#### Records shown:
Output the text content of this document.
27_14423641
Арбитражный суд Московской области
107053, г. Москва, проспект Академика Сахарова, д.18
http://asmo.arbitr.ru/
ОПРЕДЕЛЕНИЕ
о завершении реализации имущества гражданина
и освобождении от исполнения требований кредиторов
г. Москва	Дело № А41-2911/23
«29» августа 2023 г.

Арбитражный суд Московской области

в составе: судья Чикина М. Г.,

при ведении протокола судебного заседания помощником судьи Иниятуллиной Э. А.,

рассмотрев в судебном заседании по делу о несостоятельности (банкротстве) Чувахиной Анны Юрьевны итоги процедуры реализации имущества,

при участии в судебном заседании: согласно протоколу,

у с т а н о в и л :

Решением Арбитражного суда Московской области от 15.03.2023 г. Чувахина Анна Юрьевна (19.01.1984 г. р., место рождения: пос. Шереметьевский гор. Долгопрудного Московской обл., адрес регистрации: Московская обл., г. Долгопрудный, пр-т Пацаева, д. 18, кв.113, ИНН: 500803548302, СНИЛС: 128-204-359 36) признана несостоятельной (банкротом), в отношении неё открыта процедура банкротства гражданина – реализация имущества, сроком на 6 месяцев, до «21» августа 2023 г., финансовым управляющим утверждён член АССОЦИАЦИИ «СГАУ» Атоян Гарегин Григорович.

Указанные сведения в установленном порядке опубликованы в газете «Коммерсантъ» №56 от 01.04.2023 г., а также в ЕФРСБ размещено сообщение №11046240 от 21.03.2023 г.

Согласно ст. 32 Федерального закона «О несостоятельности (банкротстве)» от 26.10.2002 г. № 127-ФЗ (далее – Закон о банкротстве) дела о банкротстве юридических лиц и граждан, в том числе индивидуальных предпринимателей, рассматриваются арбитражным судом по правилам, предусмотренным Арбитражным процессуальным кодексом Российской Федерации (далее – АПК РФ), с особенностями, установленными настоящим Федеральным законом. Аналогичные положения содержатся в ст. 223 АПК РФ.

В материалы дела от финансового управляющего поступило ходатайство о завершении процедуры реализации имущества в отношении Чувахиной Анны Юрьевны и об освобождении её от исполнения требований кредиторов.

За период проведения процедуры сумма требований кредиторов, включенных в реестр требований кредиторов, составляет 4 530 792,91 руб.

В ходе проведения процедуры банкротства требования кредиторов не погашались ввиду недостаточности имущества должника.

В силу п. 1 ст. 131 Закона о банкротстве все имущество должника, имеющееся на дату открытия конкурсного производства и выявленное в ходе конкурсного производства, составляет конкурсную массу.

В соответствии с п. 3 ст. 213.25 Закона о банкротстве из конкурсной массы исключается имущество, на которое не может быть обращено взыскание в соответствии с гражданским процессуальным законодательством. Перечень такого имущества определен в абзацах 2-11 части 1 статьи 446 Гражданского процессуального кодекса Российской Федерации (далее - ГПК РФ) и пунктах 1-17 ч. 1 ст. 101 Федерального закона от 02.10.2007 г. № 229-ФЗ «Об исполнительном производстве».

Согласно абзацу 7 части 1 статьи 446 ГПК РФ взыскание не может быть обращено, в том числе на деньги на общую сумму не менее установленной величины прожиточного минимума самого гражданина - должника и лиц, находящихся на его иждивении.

#### What to produce:
What is the number of lines above that contain the string "процедуры"? Answer with the number alone.

#### Answer to the problem:
4